— START Dataset —

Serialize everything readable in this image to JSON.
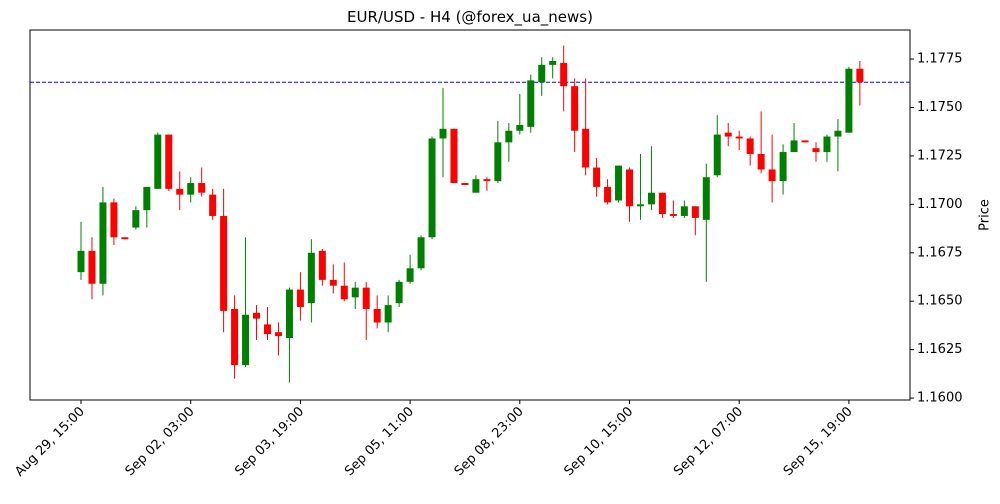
{
  "chart_data": {
    "type": "candlestick",
    "title": "EUR/USD - H4 (@forex_ua_news)",
    "y_label": "Price",
    "categories": [
      "Aug 29, 15:00",
      null,
      null,
      null,
      null,
      null,
      null,
      null,
      null,
      null,
      "Sep 02, 03:00",
      null,
      null,
      null,
      null,
      null,
      null,
      null,
      null,
      null,
      "Sep 03, 19:00",
      null,
      null,
      null,
      null,
      null,
      null,
      null,
      null,
      null,
      "Sep 05, 11:00",
      null,
      null,
      null,
      null,
      null,
      null,
      null,
      null,
      null,
      "Sep 08, 23:00",
      null,
      null,
      null,
      null,
      null,
      null,
      null,
      null,
      null,
      "Sep 10, 15:00",
      null,
      null,
      null,
      null,
      null,
      null,
      null,
      null,
      null,
      "Sep 12, 07:00",
      null,
      null,
      null,
      null,
      null,
      null,
      null,
      null,
      null,
      "Sep 15, 19:00",
      null
    ],
    "open": [
      1.1665,
      1.1676,
      1.1659,
      1.1701,
      1.1683,
      1.1688,
      1.1697,
      1.1708,
      1.1736,
      1.1708,
      1.1705,
      1.1711,
      1.1705,
      1.1694,
      1.1646,
      1.1617,
      1.1644,
      1.1638,
      1.1634,
      1.1631,
      1.1656,
      1.1649,
      1.1676,
      1.1661,
      1.1658,
      1.1652,
      1.1657,
      1.1646,
      1.1639,
      1.1649,
      1.166,
      1.1667,
      1.1683,
      1.1734,
      1.1739,
      1.1711,
      1.1706,
      1.1713,
      1.1712,
      1.1732,
      1.1738,
      1.174,
      1.1763,
      1.1772,
      1.1773,
      1.1761,
      1.1739,
      1.1719,
      1.1709,
      1.1702,
      1.1718,
      1.1699,
      1.17,
      1.1706,
      1.1695,
      1.1694,
      1.1699,
      1.1692,
      1.1715,
      1.1737,
      1.1735,
      1.1734,
      1.1726,
      1.1718,
      1.1712,
      1.1727,
      1.1733,
      1.1729,
      1.1727,
      1.1735,
      1.1737,
      1.177
    ],
    "high": [
      1.1691,
      1.1683,
      1.1709,
      1.1703,
      1.1683,
      1.1699,
      1.1709,
      1.1737,
      1.1736,
      1.1717,
      1.1714,
      1.1719,
      1.1708,
      1.1708,
      1.1653,
      1.1683,
      1.1648,
      1.1647,
      1.1639,
      1.1657,
      1.1665,
      1.1682,
      1.1677,
      1.1669,
      1.167,
      1.166,
      1.166,
      1.1653,
      1.1653,
      1.1661,
      1.1674,
      1.1684,
      1.1735,
      1.176,
      1.1739,
      1.1711,
      1.1715,
      1.1714,
      1.1743,
      1.1742,
      1.1757,
      1.1767,
      1.1776,
      1.1776,
      1.1782,
      1.1765,
      1.1765,
      1.1724,
      1.1713,
      1.172,
      1.1719,
      1.1726,
      1.173,
      1.1706,
      1.1702,
      1.1702,
      1.1699,
      1.1721,
      1.1746,
      1.1742,
      1.1738,
      1.1735,
      1.1748,
      1.1736,
      1.1731,
      1.1742,
      1.1733,
      1.1732,
      1.1736,
      1.1744,
      1.1771,
      1.1774
    ],
    "low": [
      1.1661,
      1.1651,
      1.1653,
      1.1679,
      1.1682,
      1.1687,
      1.1688,
      1.1708,
      1.1707,
      1.1697,
      1.1701,
      1.1704,
      1.1692,
      1.1634,
      1.161,
      1.1616,
      1.163,
      1.163,
      1.1622,
      1.1608,
      1.164,
      1.1639,
      1.1658,
      1.1654,
      1.165,
      1.1646,
      1.163,
      1.1636,
      1.1634,
      1.1647,
      1.1659,
      1.1666,
      1.1682,
      1.1714,
      1.1711,
      1.171,
      1.1706,
      1.1707,
      1.1711,
      1.1722,
      1.1736,
      1.1737,
      1.1756,
      1.1765,
      1.1748,
      1.1727,
      1.1715,
      1.1704,
      1.17,
      1.1701,
      1.1691,
      1.1692,
      1.1697,
      1.1693,
      1.1693,
      1.1693,
      1.1684,
      1.166,
      1.1714,
      1.173,
      1.1728,
      1.172,
      1.1716,
      1.1701,
      1.1705,
      1.1727,
      1.1732,
      1.1722,
      1.1722,
      1.1717,
      1.1737,
      1.1751
    ],
    "close": [
      1.1676,
      1.1659,
      1.1701,
      1.1683,
      1.1682,
      1.1697,
      1.1709,
      1.1736,
      1.1708,
      1.1705,
      1.1711,
      1.1706,
      1.1694,
      1.1645,
      1.1617,
      1.1643,
      1.1641,
      1.1633,
      1.1632,
      1.1656,
      1.1647,
      1.1675,
      1.1661,
      1.1658,
      1.1651,
      1.1657,
      1.1646,
      1.1639,
      1.1648,
      1.166,
      1.1667,
      1.1683,
      1.1734,
      1.1739,
      1.1711,
      1.171,
      1.1713,
      1.1712,
      1.1732,
      1.1738,
      1.1741,
      1.1764,
      1.1772,
      1.1774,
      1.1761,
      1.1738,
      1.1719,
      1.1709,
      1.1701,
      1.172,
      1.1699,
      1.17,
      1.1706,
      1.1695,
      1.1694,
      1.1699,
      1.1693,
      1.1714,
      1.1736,
      1.1735,
      1.1734,
      1.1726,
      1.1718,
      1.1712,
      1.1727,
      1.1733,
      1.1732,
      1.1727,
      1.1735,
      1.1738,
      1.177,
      1.1763
    ],
    "up_color": "#008000",
    "down_color": "#ff0000",
    "hline": {
      "value": 1.1763,
      "color": "#0000ff"
    },
    "ylim": [
      1.1599,
      1.179
    ],
    "yticks": [
      {
        "value": 1.16,
        "label": "1.1600"
      },
      {
        "value": 1.1625,
        "label": "1.1625"
      },
      {
        "value": 1.165,
        "label": "1.1650"
      },
      {
        "value": 1.1675,
        "label": "1.1675"
      },
      {
        "value": 1.17,
        "label": "1.1700"
      },
      {
        "value": 1.1725,
        "label": "1.1725"
      },
      {
        "value": 1.175,
        "label": "1.1750"
      },
      {
        "value": 1.1775,
        "label": "1.1775"
      }
    ]
  }
}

— END Dataset —

[Objective]:
Each entry gets copied exactly; the pictures stay out.

[Expected answer]:
Serialize everything readable in this image to JSON.
{
  "chart_data": {
    "type": "candlestick",
    "title": "EUR/USD - H4 (@forex_ua_news)",
    "y_label": "Price",
    "categories": [
      "Aug 29, 15:00",
      null,
      null,
      null,
      null,
      null,
      null,
      null,
      null,
      null,
      "Sep 02, 03:00",
      null,
      null,
      null,
      null,
      null,
      null,
      null,
      null,
      null,
      "Sep 03, 19:00",
      null,
      null,
      null,
      null,
      null,
      null,
      null,
      null,
      null,
      "Sep 05, 11:00",
      null,
      null,
      null,
      null,
      null,
      null,
      null,
      null,
      null,
      "Sep 08, 23:00",
      null,
      null,
      null,
      null,
      null,
      null,
      null,
      null,
      null,
      "Sep 10, 15:00",
      null,
      null,
      null,
      null,
      null,
      null,
      null,
      null,
      null,
      "Sep 12, 07:00",
      null,
      null,
      null,
      null,
      null,
      null,
      null,
      null,
      null,
      "Sep 15, 19:00",
      null
    ],
    "open": [
      1.1665,
      1.1676,
      1.1659,
      1.1701,
      1.1683,
      1.1688,
      1.1697,
      1.1708,
      1.1736,
      1.1708,
      1.1705,
      1.1711,
      1.1705,
      1.1694,
      1.1646,
      1.1617,
      1.1644,
      1.1638,
      1.1634,
      1.1631,
      1.1656,
      1.1649,
      1.1676,
      1.1661,
      1.1658,
      1.1652,
      1.1657,
      1.1646,
      1.1639,
      1.1649,
      1.166,
      1.1667,
      1.1683,
      1.1734,
      1.1739,
      1.1711,
      1.1706,
      1.1713,
      1.1712,
      1.1732,
      1.1738,
      1.174,
      1.1763,
      1.1772,
      1.1773,
      1.1761,
      1.1739,
      1.1719,
      1.1709,
      1.1702,
      1.1718,
      1.1699,
      1.17,
      1.1706,
      1.1695,
      1.1694,
      1.1699,
      1.1692,
      1.1715,
      1.1737,
      1.1735,
      1.1734,
      1.1726,
      1.1718,
      1.1712,
      1.1727,
      1.1733,
      1.1729,
      1.1727,
      1.1735,
      1.1737,
      1.177
    ],
    "high": [
      1.1691,
      1.1683,
      1.1709,
      1.1703,
      1.1683,
      1.1699,
      1.1709,
      1.1737,
      1.1736,
      1.1717,
      1.1714,
      1.1719,
      1.1708,
      1.1708,
      1.1653,
      1.1683,
      1.1648,
      1.1647,
      1.1639,
      1.1657,
      1.1665,
      1.1682,
      1.1677,
      1.1669,
      1.167,
      1.166,
      1.166,
      1.1653,
      1.1653,
      1.1661,
      1.1674,
      1.1684,
      1.1735,
      1.176,
      1.1739,
      1.1711,
      1.1715,
      1.1714,
      1.1743,
      1.1742,
      1.1757,
      1.1767,
      1.1776,
      1.1776,
      1.1782,
      1.1765,
      1.1765,
      1.1724,
      1.1713,
      1.172,
      1.1719,
      1.1726,
      1.173,
      1.1706,
      1.1702,
      1.1702,
      1.1699,
      1.1721,
      1.1746,
      1.1742,
      1.1738,
      1.1735,
      1.1748,
      1.1736,
      1.1731,
      1.1742,
      1.1733,
      1.1732,
      1.1736,
      1.1744,
      1.1771,
      1.1774
    ],
    "low": [
      1.1661,
      1.1651,
      1.1653,
      1.1679,
      1.1682,
      1.1687,
      1.1688,
      1.1708,
      1.1707,
      1.1697,
      1.1701,
      1.1704,
      1.1692,
      1.1634,
      1.161,
      1.1616,
      1.163,
      1.163,
      1.1622,
      1.1608,
      1.164,
      1.1639,
      1.1658,
      1.1654,
      1.165,
      1.1646,
      1.163,
      1.1636,
      1.1634,
      1.1647,
      1.1659,
      1.1666,
      1.1682,
      1.1714,
      1.1711,
      1.171,
      1.1706,
      1.1707,
      1.1711,
      1.1722,
      1.1736,
      1.1737,
      1.1756,
      1.1765,
      1.1748,
      1.1727,
      1.1715,
      1.1704,
      1.17,
      1.1701,
      1.1691,
      1.1692,
      1.1697,
      1.1693,
      1.1693,
      1.1693,
      1.1684,
      1.166,
      1.1714,
      1.173,
      1.1728,
      1.172,
      1.1716,
      1.1701,
      1.1705,
      1.1727,
      1.1732,
      1.1722,
      1.1722,
      1.1717,
      1.1737,
      1.1751
    ],
    "close": [
      1.1676,
      1.1659,
      1.1701,
      1.1683,
      1.1682,
      1.1697,
      1.1709,
      1.1736,
      1.1708,
      1.1705,
      1.1711,
      1.1706,
      1.1694,
      1.1645,
      1.1617,
      1.1643,
      1.1641,
      1.1633,
      1.1632,
      1.1656,
      1.1647,
      1.1675,
      1.1661,
      1.1658,
      1.1651,
      1.1657,
      1.1646,
      1.1639,
      1.1648,
      1.166,
      1.1667,
      1.1683,
      1.1734,
      1.1739,
      1.1711,
      1.171,
      1.1713,
      1.1712,
      1.1732,
      1.1738,
      1.1741,
      1.1764,
      1.1772,
      1.1774,
      1.1761,
      1.1738,
      1.1719,
      1.1709,
      1.1701,
      1.172,
      1.1699,
      1.17,
      1.1706,
      1.1695,
      1.1694,
      1.1699,
      1.1693,
      1.1714,
      1.1736,
      1.1735,
      1.1734,
      1.1726,
      1.1718,
      1.1712,
      1.1727,
      1.1733,
      1.1732,
      1.1727,
      1.1735,
      1.1738,
      1.177,
      1.1763
    ],
    "up_color": "#008000",
    "down_color": "#ff0000",
    "hline": {
      "value": 1.1763,
      "color": "#0000ff"
    },
    "ylim": [
      1.1599,
      1.179
    ],
    "yticks": [
      {
        "value": 1.16,
        "label": "1.1600"
      },
      {
        "value": 1.1625,
        "label": "1.1625"
      },
      {
        "value": 1.165,
        "label": "1.1650"
      },
      {
        "value": 1.1675,
        "label": "1.1675"
      },
      {
        "value": 1.17,
        "label": "1.1700"
      },
      {
        "value": 1.1725,
        "label": "1.1725"
      },
      {
        "value": 1.175,
        "label": "1.1750"
      },
      {
        "value": 1.1775,
        "label": "1.1775"
      }
    ]
  }
}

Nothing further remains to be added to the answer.